>> Start
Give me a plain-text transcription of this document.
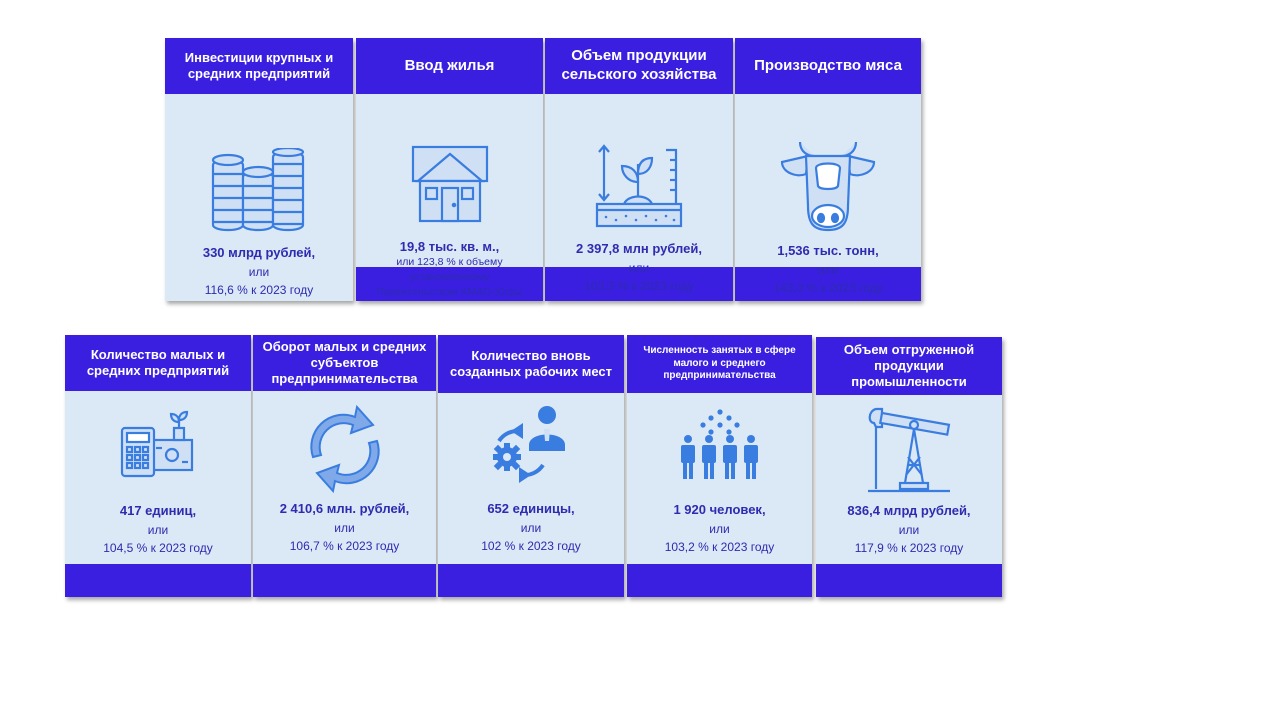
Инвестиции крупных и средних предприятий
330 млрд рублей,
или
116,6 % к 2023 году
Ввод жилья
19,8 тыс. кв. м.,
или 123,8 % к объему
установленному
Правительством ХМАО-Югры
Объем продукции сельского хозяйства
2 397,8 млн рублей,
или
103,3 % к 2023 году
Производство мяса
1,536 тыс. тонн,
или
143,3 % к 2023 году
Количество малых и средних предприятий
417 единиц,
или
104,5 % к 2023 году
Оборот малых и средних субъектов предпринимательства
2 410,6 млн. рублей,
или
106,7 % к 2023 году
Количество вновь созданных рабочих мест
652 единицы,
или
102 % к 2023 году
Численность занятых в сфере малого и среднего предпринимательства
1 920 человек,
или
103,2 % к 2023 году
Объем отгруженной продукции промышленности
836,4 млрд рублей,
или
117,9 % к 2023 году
>> End
> [BRIEF] Leave out the pictures and copy every record above exactly.

> [SOLUTION TO THIS PROBLEM]
Give me a plain-text transcription of this document.
Инвестиции крупных и средних предприятий
330 млрд рублей,
или
116,6 % к 2023 году
Ввод жилья
19,8 тыс. кв. м.,
или 123,8 % к объему
установленному
Правительством ХМАО-Югры
Объем продукции сельского хозяйства
2 397,8 млн рублей,
или
103,3 % к 2023 году
Производство мяса
1,536 тыс. тонн,
или
143,3 % к 2023 году
Количество малых и средних предприятий
417 единиц,
или
104,5 % к 2023 году
Оборот малых и средних субъектов предпринимательства
2 410,6 млн. рублей,
или
106,7 % к 2023 году
Количество вновь созданных рабочих мест
652 единицы,
или
102 % к 2023 году
Численность занятых в сфере малого и среднего предпринимательства
1 920 человек,
или
103,2 % к 2023 году
Объем отгруженной продукции промышленности
836,4 млрд рублей,
или
117,9 % к 2023 году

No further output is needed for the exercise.